--- Start of Input ---

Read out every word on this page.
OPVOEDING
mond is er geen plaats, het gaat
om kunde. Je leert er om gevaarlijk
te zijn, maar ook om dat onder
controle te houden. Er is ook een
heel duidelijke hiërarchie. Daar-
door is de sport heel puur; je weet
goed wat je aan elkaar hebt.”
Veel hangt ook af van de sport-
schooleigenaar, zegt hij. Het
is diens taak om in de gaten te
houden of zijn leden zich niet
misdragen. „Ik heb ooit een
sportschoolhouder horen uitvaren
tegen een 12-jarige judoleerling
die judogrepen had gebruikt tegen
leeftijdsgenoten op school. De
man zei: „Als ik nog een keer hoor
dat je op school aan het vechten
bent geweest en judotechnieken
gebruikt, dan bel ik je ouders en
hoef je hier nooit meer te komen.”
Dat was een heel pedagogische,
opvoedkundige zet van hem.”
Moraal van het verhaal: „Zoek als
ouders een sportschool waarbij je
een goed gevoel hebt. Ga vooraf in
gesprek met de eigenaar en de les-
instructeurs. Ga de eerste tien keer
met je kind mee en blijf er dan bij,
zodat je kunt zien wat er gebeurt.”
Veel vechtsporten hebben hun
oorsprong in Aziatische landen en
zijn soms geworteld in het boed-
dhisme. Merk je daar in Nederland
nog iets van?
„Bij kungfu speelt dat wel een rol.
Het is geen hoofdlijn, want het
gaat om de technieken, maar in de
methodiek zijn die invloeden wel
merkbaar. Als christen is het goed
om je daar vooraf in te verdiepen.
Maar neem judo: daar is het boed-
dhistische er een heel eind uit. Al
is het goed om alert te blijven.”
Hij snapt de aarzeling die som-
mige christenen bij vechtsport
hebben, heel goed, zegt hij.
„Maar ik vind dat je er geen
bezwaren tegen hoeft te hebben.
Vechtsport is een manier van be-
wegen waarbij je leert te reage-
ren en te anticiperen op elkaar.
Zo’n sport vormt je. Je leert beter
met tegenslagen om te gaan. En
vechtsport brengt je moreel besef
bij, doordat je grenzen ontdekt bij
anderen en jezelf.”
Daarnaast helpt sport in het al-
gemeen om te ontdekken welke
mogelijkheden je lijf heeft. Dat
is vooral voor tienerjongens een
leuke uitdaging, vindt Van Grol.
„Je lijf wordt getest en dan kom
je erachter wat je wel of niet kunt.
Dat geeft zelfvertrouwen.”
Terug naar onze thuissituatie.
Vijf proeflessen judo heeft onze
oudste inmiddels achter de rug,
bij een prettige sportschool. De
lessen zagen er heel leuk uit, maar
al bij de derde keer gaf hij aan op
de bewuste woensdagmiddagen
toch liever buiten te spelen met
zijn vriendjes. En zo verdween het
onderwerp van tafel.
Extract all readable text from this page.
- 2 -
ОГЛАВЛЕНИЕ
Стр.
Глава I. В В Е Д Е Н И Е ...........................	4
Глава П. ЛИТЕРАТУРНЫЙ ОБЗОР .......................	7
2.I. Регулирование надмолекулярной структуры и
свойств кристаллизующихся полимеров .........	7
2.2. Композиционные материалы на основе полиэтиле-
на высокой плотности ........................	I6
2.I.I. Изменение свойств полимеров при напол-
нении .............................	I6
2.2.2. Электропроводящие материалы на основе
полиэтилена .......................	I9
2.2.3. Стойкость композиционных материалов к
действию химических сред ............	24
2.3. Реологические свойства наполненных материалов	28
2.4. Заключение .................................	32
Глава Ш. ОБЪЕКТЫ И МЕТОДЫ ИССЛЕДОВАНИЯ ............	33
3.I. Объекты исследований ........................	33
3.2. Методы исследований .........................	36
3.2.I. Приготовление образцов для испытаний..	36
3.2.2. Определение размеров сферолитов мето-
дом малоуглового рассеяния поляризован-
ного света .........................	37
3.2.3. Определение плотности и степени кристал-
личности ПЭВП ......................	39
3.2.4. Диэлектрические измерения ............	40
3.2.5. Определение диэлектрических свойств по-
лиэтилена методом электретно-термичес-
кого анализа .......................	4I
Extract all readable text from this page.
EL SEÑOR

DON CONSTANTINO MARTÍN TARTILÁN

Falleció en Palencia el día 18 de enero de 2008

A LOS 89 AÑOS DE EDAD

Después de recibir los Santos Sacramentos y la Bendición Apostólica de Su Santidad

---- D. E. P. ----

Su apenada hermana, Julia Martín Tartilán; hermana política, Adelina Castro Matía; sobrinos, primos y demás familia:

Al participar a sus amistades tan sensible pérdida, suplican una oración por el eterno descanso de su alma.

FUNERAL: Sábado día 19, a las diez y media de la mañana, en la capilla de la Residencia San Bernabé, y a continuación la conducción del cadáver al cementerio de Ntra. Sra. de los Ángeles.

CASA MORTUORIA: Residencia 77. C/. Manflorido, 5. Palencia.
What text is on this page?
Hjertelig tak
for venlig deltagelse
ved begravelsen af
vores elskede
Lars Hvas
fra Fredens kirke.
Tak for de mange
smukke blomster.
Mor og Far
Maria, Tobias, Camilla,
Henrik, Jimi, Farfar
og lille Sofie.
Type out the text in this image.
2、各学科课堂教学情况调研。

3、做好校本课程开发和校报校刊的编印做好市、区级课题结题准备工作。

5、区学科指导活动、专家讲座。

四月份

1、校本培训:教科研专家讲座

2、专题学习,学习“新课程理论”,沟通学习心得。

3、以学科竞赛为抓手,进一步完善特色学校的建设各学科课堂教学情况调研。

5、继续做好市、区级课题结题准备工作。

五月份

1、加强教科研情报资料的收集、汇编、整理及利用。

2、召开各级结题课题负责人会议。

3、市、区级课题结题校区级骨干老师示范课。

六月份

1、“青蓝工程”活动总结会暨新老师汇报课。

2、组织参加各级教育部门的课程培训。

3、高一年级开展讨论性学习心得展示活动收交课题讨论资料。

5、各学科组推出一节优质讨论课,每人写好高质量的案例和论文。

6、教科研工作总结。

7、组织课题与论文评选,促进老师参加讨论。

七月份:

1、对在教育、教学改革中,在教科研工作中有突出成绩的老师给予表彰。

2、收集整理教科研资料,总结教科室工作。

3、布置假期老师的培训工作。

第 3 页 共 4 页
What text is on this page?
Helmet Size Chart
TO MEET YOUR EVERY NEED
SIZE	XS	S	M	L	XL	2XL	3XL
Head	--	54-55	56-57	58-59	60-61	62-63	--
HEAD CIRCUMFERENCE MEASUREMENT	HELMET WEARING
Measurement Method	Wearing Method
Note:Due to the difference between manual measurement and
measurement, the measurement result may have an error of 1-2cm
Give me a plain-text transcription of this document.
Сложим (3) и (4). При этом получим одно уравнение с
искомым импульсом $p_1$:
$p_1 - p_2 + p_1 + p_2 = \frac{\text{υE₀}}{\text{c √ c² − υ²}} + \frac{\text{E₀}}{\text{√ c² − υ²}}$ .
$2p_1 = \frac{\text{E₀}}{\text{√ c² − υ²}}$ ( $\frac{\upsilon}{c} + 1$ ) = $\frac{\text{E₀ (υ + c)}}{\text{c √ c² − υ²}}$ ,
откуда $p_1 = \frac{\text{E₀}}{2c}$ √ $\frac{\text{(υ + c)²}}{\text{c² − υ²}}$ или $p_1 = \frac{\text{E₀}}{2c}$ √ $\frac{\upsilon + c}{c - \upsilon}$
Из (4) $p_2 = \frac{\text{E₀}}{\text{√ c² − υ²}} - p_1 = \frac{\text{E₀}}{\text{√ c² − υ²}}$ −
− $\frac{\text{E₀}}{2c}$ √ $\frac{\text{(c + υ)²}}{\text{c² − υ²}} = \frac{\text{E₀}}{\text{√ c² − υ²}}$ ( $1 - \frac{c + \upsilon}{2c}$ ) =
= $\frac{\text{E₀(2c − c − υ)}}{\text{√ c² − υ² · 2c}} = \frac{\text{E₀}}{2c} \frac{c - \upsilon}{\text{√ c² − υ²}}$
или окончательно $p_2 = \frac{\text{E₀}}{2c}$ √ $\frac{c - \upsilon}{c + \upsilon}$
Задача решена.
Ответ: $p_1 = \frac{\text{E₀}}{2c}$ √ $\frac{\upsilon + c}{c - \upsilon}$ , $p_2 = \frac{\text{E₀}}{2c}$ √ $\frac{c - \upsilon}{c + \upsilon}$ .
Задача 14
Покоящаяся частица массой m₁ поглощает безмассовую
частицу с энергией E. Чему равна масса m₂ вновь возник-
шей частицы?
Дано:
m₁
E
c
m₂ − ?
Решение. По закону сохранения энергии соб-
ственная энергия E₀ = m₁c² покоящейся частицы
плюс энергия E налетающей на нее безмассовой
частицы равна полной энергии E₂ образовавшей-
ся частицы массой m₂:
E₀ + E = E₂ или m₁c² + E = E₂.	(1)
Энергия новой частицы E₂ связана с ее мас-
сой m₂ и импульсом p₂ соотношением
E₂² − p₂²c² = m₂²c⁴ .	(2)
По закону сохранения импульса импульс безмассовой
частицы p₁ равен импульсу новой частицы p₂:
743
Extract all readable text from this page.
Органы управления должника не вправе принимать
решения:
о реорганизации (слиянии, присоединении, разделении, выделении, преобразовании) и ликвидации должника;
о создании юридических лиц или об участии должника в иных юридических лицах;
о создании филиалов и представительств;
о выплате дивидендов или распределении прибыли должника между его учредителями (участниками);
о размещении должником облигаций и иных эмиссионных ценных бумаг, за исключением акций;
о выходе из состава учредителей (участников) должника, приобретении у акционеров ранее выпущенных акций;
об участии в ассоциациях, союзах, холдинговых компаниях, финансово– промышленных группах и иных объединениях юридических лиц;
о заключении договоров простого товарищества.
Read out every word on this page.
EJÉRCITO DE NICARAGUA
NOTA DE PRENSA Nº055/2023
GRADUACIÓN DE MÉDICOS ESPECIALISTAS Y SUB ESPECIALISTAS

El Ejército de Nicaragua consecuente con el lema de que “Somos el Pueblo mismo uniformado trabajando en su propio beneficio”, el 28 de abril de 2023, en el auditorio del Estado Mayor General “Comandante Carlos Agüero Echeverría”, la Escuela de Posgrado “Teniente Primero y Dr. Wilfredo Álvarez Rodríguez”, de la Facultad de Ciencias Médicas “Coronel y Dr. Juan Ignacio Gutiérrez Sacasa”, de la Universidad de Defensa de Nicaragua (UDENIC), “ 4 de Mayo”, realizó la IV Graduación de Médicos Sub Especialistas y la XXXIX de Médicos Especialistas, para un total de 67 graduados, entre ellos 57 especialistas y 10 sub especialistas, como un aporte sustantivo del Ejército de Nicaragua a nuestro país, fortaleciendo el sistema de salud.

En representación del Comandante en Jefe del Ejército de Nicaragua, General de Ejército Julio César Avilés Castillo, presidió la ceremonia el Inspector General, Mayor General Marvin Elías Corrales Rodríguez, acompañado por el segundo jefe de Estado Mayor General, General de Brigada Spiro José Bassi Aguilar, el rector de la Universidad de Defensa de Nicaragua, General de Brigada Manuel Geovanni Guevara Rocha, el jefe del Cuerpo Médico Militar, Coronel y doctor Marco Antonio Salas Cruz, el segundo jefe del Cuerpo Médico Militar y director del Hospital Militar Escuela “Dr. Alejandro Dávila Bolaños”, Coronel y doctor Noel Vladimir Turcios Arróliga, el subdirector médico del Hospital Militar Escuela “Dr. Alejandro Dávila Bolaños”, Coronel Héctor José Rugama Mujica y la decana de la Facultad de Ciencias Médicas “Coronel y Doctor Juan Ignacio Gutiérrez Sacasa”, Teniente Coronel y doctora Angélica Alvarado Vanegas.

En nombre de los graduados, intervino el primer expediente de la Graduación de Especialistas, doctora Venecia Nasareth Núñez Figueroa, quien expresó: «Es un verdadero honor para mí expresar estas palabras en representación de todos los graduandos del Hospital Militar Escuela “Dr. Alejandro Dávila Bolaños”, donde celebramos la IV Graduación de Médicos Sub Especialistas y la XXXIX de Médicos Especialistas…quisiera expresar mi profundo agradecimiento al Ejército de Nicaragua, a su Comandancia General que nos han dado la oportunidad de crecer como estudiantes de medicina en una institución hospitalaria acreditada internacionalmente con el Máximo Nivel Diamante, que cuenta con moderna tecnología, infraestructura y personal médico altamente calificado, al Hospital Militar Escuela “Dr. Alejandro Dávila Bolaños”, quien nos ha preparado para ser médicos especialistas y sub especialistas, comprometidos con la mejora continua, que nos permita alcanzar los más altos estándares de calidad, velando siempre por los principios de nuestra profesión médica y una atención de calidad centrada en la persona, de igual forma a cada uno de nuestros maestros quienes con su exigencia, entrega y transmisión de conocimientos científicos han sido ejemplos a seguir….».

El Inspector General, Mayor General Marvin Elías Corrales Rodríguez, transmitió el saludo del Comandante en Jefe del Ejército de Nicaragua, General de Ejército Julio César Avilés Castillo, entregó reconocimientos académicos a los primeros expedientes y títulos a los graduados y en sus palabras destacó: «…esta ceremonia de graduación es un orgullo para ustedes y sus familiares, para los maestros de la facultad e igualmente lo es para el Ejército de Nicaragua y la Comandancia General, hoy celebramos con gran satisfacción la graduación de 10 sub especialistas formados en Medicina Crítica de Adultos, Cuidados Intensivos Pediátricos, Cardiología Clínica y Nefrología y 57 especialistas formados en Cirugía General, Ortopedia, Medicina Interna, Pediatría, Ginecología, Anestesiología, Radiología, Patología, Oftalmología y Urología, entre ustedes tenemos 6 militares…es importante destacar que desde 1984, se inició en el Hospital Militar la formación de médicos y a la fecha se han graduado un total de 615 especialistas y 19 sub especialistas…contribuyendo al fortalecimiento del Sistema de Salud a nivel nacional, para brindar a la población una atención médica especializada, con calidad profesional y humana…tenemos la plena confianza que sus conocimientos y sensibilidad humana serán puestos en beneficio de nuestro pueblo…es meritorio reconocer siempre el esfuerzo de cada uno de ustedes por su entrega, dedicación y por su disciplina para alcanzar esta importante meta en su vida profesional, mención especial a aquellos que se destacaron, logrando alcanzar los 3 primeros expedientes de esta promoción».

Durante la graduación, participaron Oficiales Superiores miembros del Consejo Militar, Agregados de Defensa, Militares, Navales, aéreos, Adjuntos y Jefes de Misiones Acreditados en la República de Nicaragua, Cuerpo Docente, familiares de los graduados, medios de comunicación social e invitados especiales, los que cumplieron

--- End of Input ---

◆ **Problem**:
Search the lines above for the string "юридических" and copy each line that has it.

◆ **Complete response**:
о создании юридических лиц или об участии должника в иных юридических лицах;
об участии в ассоциациях, союзах, холдинговых компаниях, финансово– промышленных группах и иных объединениях юридических лиц;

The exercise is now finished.